Transcribe the data in full and exactly, omitting any pictures.

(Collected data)
>> BEGIN
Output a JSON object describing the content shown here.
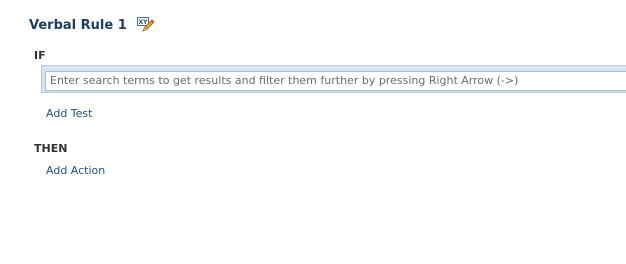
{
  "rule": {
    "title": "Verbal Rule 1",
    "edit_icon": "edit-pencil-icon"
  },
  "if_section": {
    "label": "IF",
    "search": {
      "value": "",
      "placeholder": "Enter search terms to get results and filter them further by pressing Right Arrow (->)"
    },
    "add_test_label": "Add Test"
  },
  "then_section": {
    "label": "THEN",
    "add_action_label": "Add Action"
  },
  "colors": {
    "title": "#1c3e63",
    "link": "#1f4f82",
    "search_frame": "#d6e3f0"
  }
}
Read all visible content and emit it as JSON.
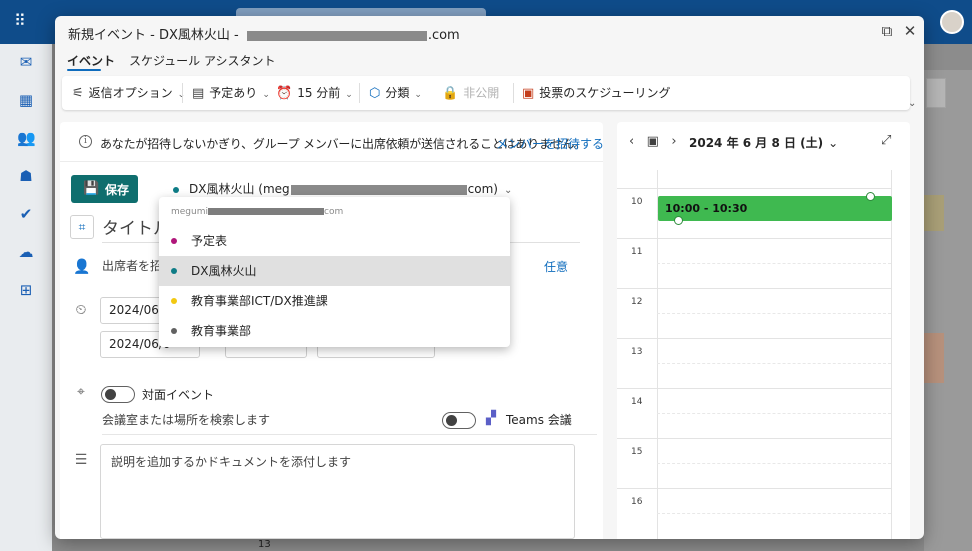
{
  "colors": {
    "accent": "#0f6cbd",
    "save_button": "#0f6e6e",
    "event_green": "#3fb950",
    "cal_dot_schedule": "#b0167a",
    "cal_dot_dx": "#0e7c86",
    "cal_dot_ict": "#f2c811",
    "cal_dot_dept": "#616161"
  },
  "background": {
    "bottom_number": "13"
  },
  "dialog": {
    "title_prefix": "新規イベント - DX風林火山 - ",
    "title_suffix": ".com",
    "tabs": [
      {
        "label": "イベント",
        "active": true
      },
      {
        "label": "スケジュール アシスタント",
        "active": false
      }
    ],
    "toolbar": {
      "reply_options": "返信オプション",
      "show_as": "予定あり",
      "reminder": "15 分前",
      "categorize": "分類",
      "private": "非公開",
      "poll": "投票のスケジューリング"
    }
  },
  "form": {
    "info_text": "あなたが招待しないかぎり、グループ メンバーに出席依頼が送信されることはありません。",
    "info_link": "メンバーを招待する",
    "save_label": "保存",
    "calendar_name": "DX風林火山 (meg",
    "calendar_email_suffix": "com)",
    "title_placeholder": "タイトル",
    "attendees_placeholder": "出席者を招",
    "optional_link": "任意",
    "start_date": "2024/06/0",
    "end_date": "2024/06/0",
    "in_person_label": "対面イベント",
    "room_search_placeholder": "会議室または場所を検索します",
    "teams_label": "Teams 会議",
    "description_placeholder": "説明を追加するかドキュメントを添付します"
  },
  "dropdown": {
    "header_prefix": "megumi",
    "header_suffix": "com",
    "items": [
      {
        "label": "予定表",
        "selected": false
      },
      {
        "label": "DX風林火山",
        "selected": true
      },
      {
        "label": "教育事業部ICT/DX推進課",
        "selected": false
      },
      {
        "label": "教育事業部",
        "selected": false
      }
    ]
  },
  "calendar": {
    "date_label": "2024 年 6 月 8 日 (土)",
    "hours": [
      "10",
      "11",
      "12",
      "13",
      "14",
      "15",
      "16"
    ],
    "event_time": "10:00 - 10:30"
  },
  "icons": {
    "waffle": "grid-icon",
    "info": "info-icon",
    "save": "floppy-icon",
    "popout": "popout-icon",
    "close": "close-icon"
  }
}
>> END
» **Answer for this exercise**:
Output a JSON object describing the content shown here.
{
  "rule": {
    "title": "Verbal Rule 1",
    "edit_icon": "edit-pencil-icon"
  },
  "if_section": {
    "label": "IF",
    "search": {
      "value": "",
      "placeholder": "Enter search terms to get results and filter them further by pressing Right Arrow (->)"
    },
    "add_test_label": "Add Test"
  },
  "then_section": {
    "label": "THEN",
    "add_action_label": "Add Action"
  },
  "colors": {
    "title": "#1c3e63",
    "link": "#1f4f82",
    "search_frame": "#d6e3f0"
  }
}
Read all visible content and emit it as JSON.
{
  "colors": {
    "accent": "#0f6cbd",
    "save_button": "#0f6e6e",
    "event_green": "#3fb950",
    "cal_dot_schedule": "#b0167a",
    "cal_dot_dx": "#0e7c86",
    "cal_dot_ict": "#f2c811",
    "cal_dot_dept": "#616161"
  },
  "background": {
    "bottom_number": "13"
  },
  "dialog": {
    "title_prefix": "新規イベント - DX風林火山 - ",
    "title_suffix": ".com",
    "tabs": [
      {
        "label": "イベント",
        "active": true
      },
      {
        "label": "スケジュール アシスタント",
        "active": false
      }
    ],
    "toolbar": {
      "reply_options": "返信オプション",
      "show_as": "予定あり",
      "reminder": "15 分前",
      "categorize": "分類",
      "private": "非公開",
      "poll": "投票のスケジューリング"
    }
  },
  "form": {
    "info_text": "あなたが招待しないかぎり、グループ メンバーに出席依頼が送信されることはありません。",
    "info_link": "メンバーを招待する",
    "save_label": "保存",
    "calendar_name": "DX風林火山 (meg",
    "calendar_email_suffix": "com)",
    "title_placeholder": "タイトル",
    "attendees_placeholder": "出席者を招",
    "optional_link": "任意",
    "start_date": "2024/06/0",
    "end_date": "2024/06/0",
    "in_person_label": "対面イベント",
    "room_search_placeholder": "会議室または場所を検索します",
    "teams_label": "Teams 会議",
    "description_placeholder": "説明を追加するかドキュメントを添付します"
  },
  "dropdown": {
    "header_prefix": "megumi",
    "header_suffix": "com",
    "items": [
      {
        "label": "予定表",
        "selected": false
      },
      {
        "label": "DX風林火山",
        "selected": true
      },
      {
        "label": "教育事業部ICT/DX推進課",
        "selected": false
      },
      {
        "label": "教育事業部",
        "selected": false
      }
    ]
  },
  "calendar": {
    "date_label": "2024 年 6 月 8 日 (土)",
    "hours": [
      "10",
      "11",
      "12",
      "13",
      "14",
      "15",
      "16"
    ],
    "event_time": "10:00 - 10:30"
  },
  "icons": {
    "waffle": "grid-icon",
    "info": "info-icon",
    "save": "floppy-icon",
    "popout": "popout-icon",
    "close": "close-icon"
  }
}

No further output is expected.